*DIRECTIONS FOR THIS TASK:*
State how many of the lines below contain the string "Designer", with case counting. Give only the number.

*Coordinate annotation records:*
· · ·

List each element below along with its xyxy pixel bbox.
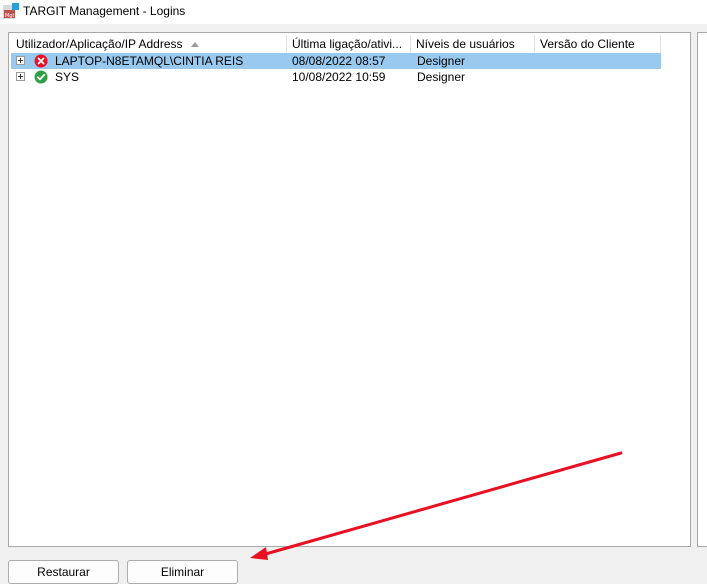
column-header-last-login[interactable]: Última ligação/ativi... (287, 35, 411, 53)
window-title: TARGIT Management - Logins (23, 4, 186, 18)
column-header-label: Última ligação/ativi... (292, 37, 403, 51)
logins-list[interactable]: Utilizador/Aplicação/IP Address Última l… (8, 32, 691, 547)
expand-icon[interactable] (16, 72, 25, 81)
restore-button[interactable]: Restaurar (8, 560, 119, 584)
client-version (541, 53, 659, 69)
last-login: 10/08/2022 10:59 (292, 70, 386, 84)
check-icon (34, 70, 48, 84)
column-header-client-version[interactable]: Versão do Cliente (535, 35, 661, 53)
details-panel (697, 32, 707, 547)
column-header-label: Utilizador/Aplicação/IP Address (16, 37, 183, 51)
sort-ascending-icon (190, 42, 199, 47)
targit-app-icon: Mgt (3, 3, 19, 19)
error-x-icon (34, 54, 48, 68)
user-name: SYS (55, 70, 80, 84)
column-header-user[interactable]: Utilizador/Aplicação/IP Address (11, 35, 287, 53)
list-header: Utilizador/Aplicação/IP Address Última l… (11, 35, 661, 53)
svg-text:Mgt: Mgt (5, 13, 14, 19)
client-version (541, 69, 659, 85)
user-level: Designer (417, 54, 466, 68)
column-header-label: Níveis de usuários (416, 37, 515, 51)
title-bar: Mgt TARGIT Management - Logins (0, 0, 707, 24)
expand-icon[interactable] (16, 56, 25, 65)
table-row[interactable]: LAPTOP-N8ETAMQL\CINTIA REIS 08/08/2022 0… (11, 53, 661, 69)
user-level: Designer (417, 70, 466, 84)
last-login: 08/08/2022 08:57 (292, 54, 386, 68)
table-row[interactable]: SYS 10/08/2022 10:59 Designer (11, 69, 661, 85)
user-name: LAPTOP-N8ETAMQL\CINTIA REIS (55, 54, 244, 68)
column-header-user-level[interactable]: Níveis de usuários (411, 35, 535, 53)
column-header-label: Versão do Cliente (540, 37, 635, 51)
delete-button[interactable]: Eliminar (127, 560, 238, 584)
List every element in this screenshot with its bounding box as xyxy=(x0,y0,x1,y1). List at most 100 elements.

· · ·

*OUTPUT FOR THIS EXERCISE:*
3